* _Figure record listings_
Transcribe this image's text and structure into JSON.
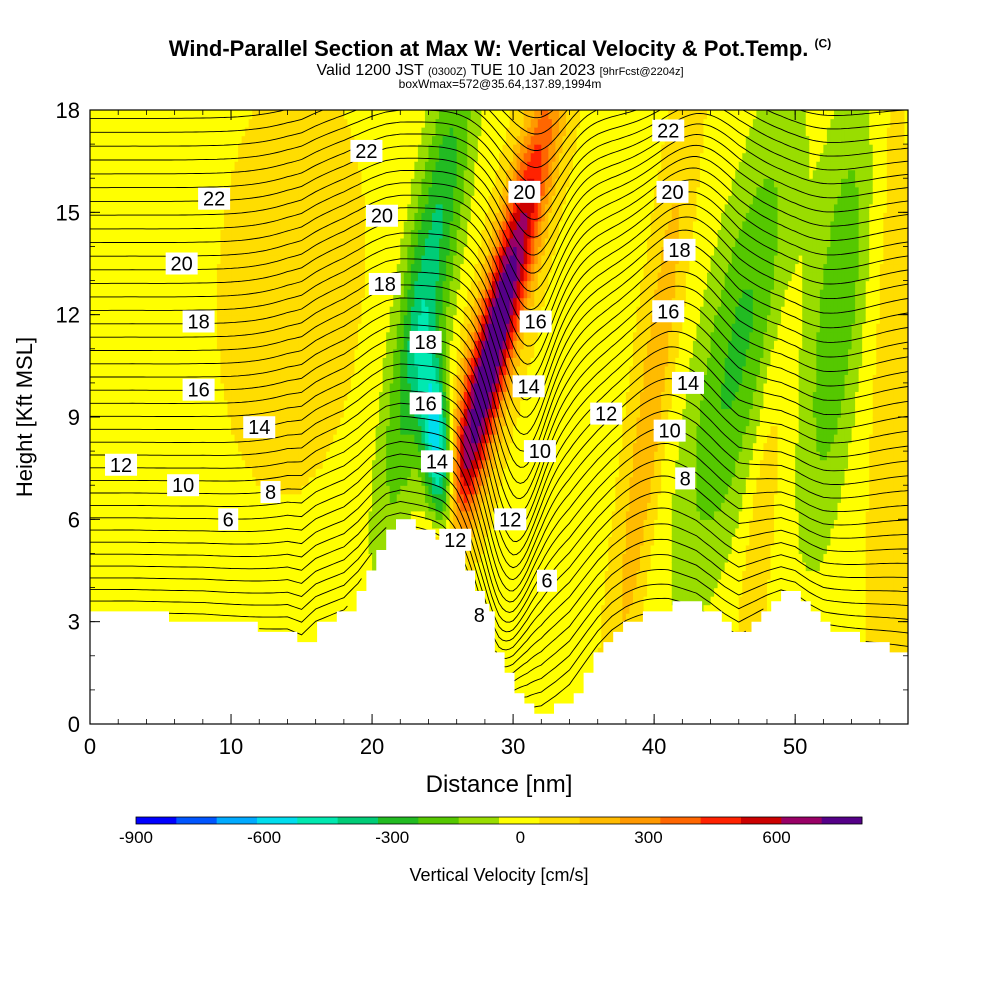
{
  "title": {
    "main": "Wind-Parallel Section at Max W: Vertical Velocity & Pot.Temp.",
    "copyright": "(C)",
    "valid_prefix": "Valid 1200 JST",
    "utc": "(0300Z)",
    "valid_suffix": "TUE 10 Jan 2023",
    "forecast": "[9hrFcst@2204z]",
    "box": "boxWmax=572@35.64,137.89,1994m"
  },
  "chart_data": {
    "type": "heatmap",
    "xlabel": "Distance [nm]",
    "ylabel": "Height [Kft MSL]",
    "xlim": [
      0,
      58
    ],
    "ylim": [
      0,
      18
    ],
    "x_ticks": [
      0,
      10,
      20,
      30,
      40,
      50
    ],
    "y_ticks": [
      0,
      3,
      6,
      9,
      12,
      15,
      18
    ],
    "colorbar": {
      "label": "Vertical Velocity [cm/s]",
      "ticks": [
        -900,
        -600,
        -300,
        0,
        300,
        600
      ],
      "range": [
        -900,
        800
      ],
      "step": 100,
      "colors": [
        "#0000ff",
        "#0055ff",
        "#00aaff",
        "#00ddee",
        "#00e8b0",
        "#00cc77",
        "#22bb22",
        "#55c800",
        "#99dd00",
        "#ffff00",
        "#ffdd00",
        "#ffbb00",
        "#ff9900",
        "#ff6600",
        "#ff2200",
        "#cc0000",
        "#990066",
        "#550088"
      ]
    },
    "terrain_kft": [
      [
        0,
        3.2
      ],
      [
        3,
        3.2
      ],
      [
        8,
        3.1
      ],
      [
        11,
        2.9
      ],
      [
        14,
        2.7
      ],
      [
        15,
        2.3
      ],
      [
        16,
        2.9
      ],
      [
        17,
        3.1
      ],
      [
        18,
        3.3
      ],
      [
        19,
        4.0
      ],
      [
        20,
        5.0
      ],
      [
        21,
        5.8
      ],
      [
        22,
        6.0
      ],
      [
        23,
        5.8
      ],
      [
        24,
        5.6
      ],
      [
        25,
        5.4
      ],
      [
        26,
        5.0
      ],
      [
        27,
        4.2
      ],
      [
        28,
        3.2
      ],
      [
        29,
        1.8
      ],
      [
        30,
        1.0
      ],
      [
        31,
        0.5
      ],
      [
        32,
        0.3
      ],
      [
        33,
        0.5
      ],
      [
        34,
        0.8
      ],
      [
        35,
        1.5
      ],
      [
        36,
        2.2
      ],
      [
        37,
        2.7
      ],
      [
        38,
        3.0
      ],
      [
        39,
        3.2
      ],
      [
        41,
        3.5
      ],
      [
        43,
        3.5
      ],
      [
        44,
        3.2
      ],
      [
        45,
        2.8
      ],
      [
        46,
        2.5
      ],
      [
        47,
        3.0
      ],
      [
        48,
        3.5
      ],
      [
        49,
        3.9
      ],
      [
        50,
        3.8
      ],
      [
        51,
        3.3
      ],
      [
        52,
        2.9
      ],
      [
        54,
        2.6
      ],
      [
        56,
        2.3
      ],
      [
        58,
        2.0
      ]
    ],
    "vertical_velocity_features": [
      {
        "name": "updraft-core",
        "x": 30.2,
        "y": 12.0,
        "value": 750
      },
      {
        "name": "downdraft-core",
        "x": 25.0,
        "y": 8.0,
        "value": -600
      },
      {
        "name": "lee-downdraft",
        "x": 47.0,
        "y": 11.0,
        "value": -250
      },
      {
        "name": "far-downdraft",
        "x": 54.0,
        "y": 12.0,
        "value": -250
      },
      {
        "name": "upwind-updraft",
        "x": 14.0,
        "y": 14.0,
        "value": 100
      }
    ],
    "theta_labels": [
      {
        "text": "22",
        "x": 8.8,
        "y": 15.4
      },
      {
        "text": "20",
        "x": 6.5,
        "y": 13.5
      },
      {
        "text": "18",
        "x": 7.7,
        "y": 11.8
      },
      {
        "text": "16",
        "x": 7.7,
        "y": 9.8
      },
      {
        "text": "14",
        "x": 12.0,
        "y": 8.7
      },
      {
        "text": "12",
        "x": 2.2,
        "y": 7.6
      },
      {
        "text": "10",
        "x": 6.6,
        "y": 7.0
      },
      {
        "text": "8",
        "x": 12.8,
        "y": 6.8
      },
      {
        "text": "6",
        "x": 9.8,
        "y": 6.0
      },
      {
        "text": "22",
        "x": 19.6,
        "y": 16.8
      },
      {
        "text": "20",
        "x": 20.7,
        "y": 14.9
      },
      {
        "text": "18",
        "x": 20.9,
        "y": 12.9
      },
      {
        "text": "18",
        "x": 23.8,
        "y": 11.2
      },
      {
        "text": "16",
        "x": 23.8,
        "y": 9.4
      },
      {
        "text": "14",
        "x": 24.6,
        "y": 7.7
      },
      {
        "text": "12",
        "x": 25.9,
        "y": 5.4
      },
      {
        "text": "8",
        "x": 27.6,
        "y": 3.2
      },
      {
        "text": "20",
        "x": 30.8,
        "y": 15.6
      },
      {
        "text": "16",
        "x": 31.6,
        "y": 11.8
      },
      {
        "text": "14",
        "x": 31.1,
        "y": 9.9
      },
      {
        "text": "10",
        "x": 31.9,
        "y": 8.0
      },
      {
        "text": "12",
        "x": 29.8,
        "y": 6.0
      },
      {
        "text": "6",
        "x": 32.4,
        "y": 4.2
      },
      {
        "text": "22",
        "x": 41.0,
        "y": 17.4
      },
      {
        "text": "20",
        "x": 41.3,
        "y": 15.6
      },
      {
        "text": "18",
        "x": 41.8,
        "y": 13.9
      },
      {
        "text": "16",
        "x": 41.0,
        "y": 12.1
      },
      {
        "text": "14",
        "x": 42.4,
        "y": 10.0
      },
      {
        "text": "12",
        "x": 36.6,
        "y": 9.1
      },
      {
        "text": "10",
        "x": 41.1,
        "y": 8.6
      },
      {
        "text": "8",
        "x": 42.2,
        "y": 7.2
      }
    ]
  }
}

* _Requirements_
Copy every line of the material in which the word "value" occurs.

* _Full solution_
        "value": 750
        "value": -600
        "value": -250
        "value": -250
        "value": 100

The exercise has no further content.